TO DO: Please give the listing again in its entirety, exactly as written.

EXTRACTED MATERIAL:

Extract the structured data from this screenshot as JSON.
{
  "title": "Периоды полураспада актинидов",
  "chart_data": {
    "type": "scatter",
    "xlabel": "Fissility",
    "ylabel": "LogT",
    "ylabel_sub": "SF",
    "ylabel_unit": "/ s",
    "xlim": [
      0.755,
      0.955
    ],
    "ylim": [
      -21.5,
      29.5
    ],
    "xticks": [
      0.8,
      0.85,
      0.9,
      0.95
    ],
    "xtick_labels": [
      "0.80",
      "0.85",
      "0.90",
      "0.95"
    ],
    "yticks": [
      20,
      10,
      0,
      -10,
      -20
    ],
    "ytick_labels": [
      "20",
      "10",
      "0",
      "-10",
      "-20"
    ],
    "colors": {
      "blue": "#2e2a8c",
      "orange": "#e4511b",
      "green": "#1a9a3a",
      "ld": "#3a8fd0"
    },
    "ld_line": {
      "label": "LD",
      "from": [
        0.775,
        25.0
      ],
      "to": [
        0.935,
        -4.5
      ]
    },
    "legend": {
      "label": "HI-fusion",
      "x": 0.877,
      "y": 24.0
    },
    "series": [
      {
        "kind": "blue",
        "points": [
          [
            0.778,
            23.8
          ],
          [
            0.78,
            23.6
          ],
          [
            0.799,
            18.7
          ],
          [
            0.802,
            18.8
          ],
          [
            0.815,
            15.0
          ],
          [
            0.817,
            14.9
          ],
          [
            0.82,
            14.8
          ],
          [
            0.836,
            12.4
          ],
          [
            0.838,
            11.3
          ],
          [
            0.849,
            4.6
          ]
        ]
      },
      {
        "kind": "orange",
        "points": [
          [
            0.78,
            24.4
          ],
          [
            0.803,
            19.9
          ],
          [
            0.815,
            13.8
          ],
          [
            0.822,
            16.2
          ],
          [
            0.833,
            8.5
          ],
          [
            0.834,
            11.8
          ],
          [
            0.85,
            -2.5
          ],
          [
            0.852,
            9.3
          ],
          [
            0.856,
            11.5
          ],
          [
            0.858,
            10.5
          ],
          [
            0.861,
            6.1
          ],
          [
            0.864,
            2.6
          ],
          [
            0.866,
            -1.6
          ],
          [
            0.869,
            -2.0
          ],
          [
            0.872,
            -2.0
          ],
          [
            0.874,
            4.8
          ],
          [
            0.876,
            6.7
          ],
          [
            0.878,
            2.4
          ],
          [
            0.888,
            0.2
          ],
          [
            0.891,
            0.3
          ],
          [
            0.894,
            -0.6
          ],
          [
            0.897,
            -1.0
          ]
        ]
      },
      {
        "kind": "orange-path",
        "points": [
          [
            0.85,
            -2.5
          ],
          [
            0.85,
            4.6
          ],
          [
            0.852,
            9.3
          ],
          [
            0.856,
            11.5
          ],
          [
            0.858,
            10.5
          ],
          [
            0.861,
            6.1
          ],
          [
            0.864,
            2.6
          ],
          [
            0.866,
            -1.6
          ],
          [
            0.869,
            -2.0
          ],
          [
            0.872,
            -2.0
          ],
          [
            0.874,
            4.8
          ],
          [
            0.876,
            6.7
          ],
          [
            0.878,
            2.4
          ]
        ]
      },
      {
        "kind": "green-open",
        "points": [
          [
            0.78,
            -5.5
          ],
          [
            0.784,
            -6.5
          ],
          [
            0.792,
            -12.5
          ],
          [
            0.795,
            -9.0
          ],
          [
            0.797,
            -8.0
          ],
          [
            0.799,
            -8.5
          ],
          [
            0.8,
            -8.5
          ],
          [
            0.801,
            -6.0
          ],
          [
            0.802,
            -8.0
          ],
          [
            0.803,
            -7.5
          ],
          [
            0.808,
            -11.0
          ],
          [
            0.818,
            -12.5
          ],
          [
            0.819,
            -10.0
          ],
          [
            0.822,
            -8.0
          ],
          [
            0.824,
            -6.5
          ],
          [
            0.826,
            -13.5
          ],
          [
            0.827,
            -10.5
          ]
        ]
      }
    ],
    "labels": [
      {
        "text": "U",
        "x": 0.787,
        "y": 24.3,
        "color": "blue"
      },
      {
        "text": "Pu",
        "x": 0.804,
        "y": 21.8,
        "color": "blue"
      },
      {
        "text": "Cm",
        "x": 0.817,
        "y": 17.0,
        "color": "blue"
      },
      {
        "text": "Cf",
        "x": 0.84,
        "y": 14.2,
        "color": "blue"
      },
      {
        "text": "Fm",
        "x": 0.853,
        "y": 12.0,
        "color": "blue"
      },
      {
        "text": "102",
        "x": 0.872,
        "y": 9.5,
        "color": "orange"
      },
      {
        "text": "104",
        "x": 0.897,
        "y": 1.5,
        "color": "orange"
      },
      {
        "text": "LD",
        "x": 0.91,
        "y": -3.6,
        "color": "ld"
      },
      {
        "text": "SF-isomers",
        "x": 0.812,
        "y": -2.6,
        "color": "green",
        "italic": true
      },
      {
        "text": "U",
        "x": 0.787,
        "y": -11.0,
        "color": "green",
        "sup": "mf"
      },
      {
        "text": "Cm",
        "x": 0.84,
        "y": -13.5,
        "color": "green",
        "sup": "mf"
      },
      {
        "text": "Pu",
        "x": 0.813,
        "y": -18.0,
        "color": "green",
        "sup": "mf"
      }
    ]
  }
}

SOLUTION FOR THIS TASK:
Extract the structured data from this screenshot as JSON.
{
  "title": "Периоды полураспада актинидов",
  "chart_data": {
    "type": "scatter",
    "xlabel": "Fissility",
    "ylabel": "LogT",
    "ylabel_sub": "SF",
    "ylabel_unit": "/ s",
    "xlim": [
      0.755,
      0.955
    ],
    "ylim": [
      -21.5,
      29.5
    ],
    "xticks": [
      0.8,
      0.85,
      0.9,
      0.95
    ],
    "xtick_labels": [
      "0.80",
      "0.85",
      "0.90",
      "0.95"
    ],
    "yticks": [
      20,
      10,
      0,
      -10,
      -20
    ],
    "ytick_labels": [
      "20",
      "10",
      "0",
      "-10",
      "-20"
    ],
    "colors": {
      "blue": "#2e2a8c",
      "orange": "#e4511b",
      "green": "#1a9a3a",
      "ld": "#3a8fd0"
    },
    "ld_line": {
      "label": "LD",
      "from": [
        0.775,
        25.0
      ],
      "to": [
        0.935,
        -4.5
      ]
    },
    "legend": {
      "label": "HI-fusion",
      "x": 0.877,
      "y": 24.0
    },
    "series": [
      {
        "kind": "blue",
        "points": [
          [
            0.778,
            23.8
          ],
          [
            0.78,
            23.6
          ],
          [
            0.799,
            18.7
          ],
          [
            0.802,
            18.8
          ],
          [
            0.815,
            15.0
          ],
          [
            0.817,
            14.9
          ],
          [
            0.82,
            14.8
          ],
          [
            0.836,
            12.4
          ],
          [
            0.838,
            11.3
          ],
          [
            0.849,
            4.6
          ]
        ]
      },
      {
        "kind": "orange",
        "points": [
          [
            0.78,
            24.4
          ],
          [
            0.803,
            19.9
          ],
          [
            0.815,
            13.8
          ],
          [
            0.822,
            16.2
          ],
          [
            0.833,
            8.5
          ],
          [
            0.834,
            11.8
          ],
          [
            0.85,
            -2.5
          ],
          [
            0.852,
            9.3
          ],
          [
            0.856,
            11.5
          ],
          [
            0.858,
            10.5
          ],
          [
            0.861,
            6.1
          ],
          [
            0.864,
            2.6
          ],
          [
            0.866,
            -1.6
          ],
          [
            0.869,
            -2.0
          ],
          [
            0.872,
            -2.0
          ],
          [
            0.874,
            4.8
          ],
          [
            0.876,
            6.7
          ],
          [
            0.878,
            2.4
          ],
          [
            0.888,
            0.2
          ],
          [
            0.891,
            0.3
          ],
          [
            0.894,
            -0.6
          ],
          [
            0.897,
            -1.0
          ]
        ]
      },
      {
        "kind": "orange-path",
        "points": [
          [
            0.85,
            -2.5
          ],
          [
            0.85,
            4.6
          ],
          [
            0.852,
            9.3
          ],
          [
            0.856,
            11.5
          ],
          [
            0.858,
            10.5
          ],
          [
            0.861,
            6.1
          ],
          [
            0.864,
            2.6
          ],
          [
            0.866,
            -1.6
          ],
          [
            0.869,
            -2.0
          ],
          [
            0.872,
            -2.0
          ],
          [
            0.874,
            4.8
          ],
          [
            0.876,
            6.7
          ],
          [
            0.878,
            2.4
          ]
        ]
      },
      {
        "kind": "green-open",
        "points": [
          [
            0.78,
            -5.5
          ],
          [
            0.784,
            -6.5
          ],
          [
            0.792,
            -12.5
          ],
          [
            0.795,
            -9.0
          ],
          [
            0.797,
            -8.0
          ],
          [
            0.799,
            -8.5
          ],
          [
            0.8,
            -8.5
          ],
          [
            0.801,
            -6.0
          ],
          [
            0.802,
            -8.0
          ],
          [
            0.803,
            -7.5
          ],
          [
            0.808,
            -11.0
          ],
          [
            0.818,
            -12.5
          ],
          [
            0.819,
            -10.0
          ],
          [
            0.822,
            -8.0
          ],
          [
            0.824,
            -6.5
          ],
          [
            0.826,
            -13.5
          ],
          [
            0.827,
            -10.5
          ]
        ]
      }
    ],
    "labels": [
      {
        "text": "U",
        "x": 0.787,
        "y": 24.3,
        "color": "blue"
      },
      {
        "text": "Pu",
        "x": 0.804,
        "y": 21.8,
        "color": "blue"
      },
      {
        "text": "Cm",
        "x": 0.817,
        "y": 17.0,
        "color": "blue"
      },
      {
        "text": "Cf",
        "x": 0.84,
        "y": 14.2,
        "color": "blue"
      },
      {
        "text": "Fm",
        "x": 0.853,
        "y": 12.0,
        "color": "blue"
      },
      {
        "text": "102",
        "x": 0.872,
        "y": 9.5,
        "color": "orange"
      },
      {
        "text": "104",
        "x": 0.897,
        "y": 1.5,
        "color": "orange"
      },
      {
        "text": "LD",
        "x": 0.91,
        "y": -3.6,
        "color": "ld"
      },
      {
        "text": "SF-isomers",
        "x": 0.812,
        "y": -2.6,
        "color": "green",
        "italic": true
      },
      {
        "text": "U",
        "x": 0.787,
        "y": -11.0,
        "color": "green",
        "sup": "mf"
      },
      {
        "text": "Cm",
        "x": 0.84,
        "y": -13.5,
        "color": "green",
        "sup": "mf"
      },
      {
        "text": "Pu",
        "x": 0.813,
        "y": -18.0,
        "color": "green",
        "sup": "mf"
      }
    ]
  }
}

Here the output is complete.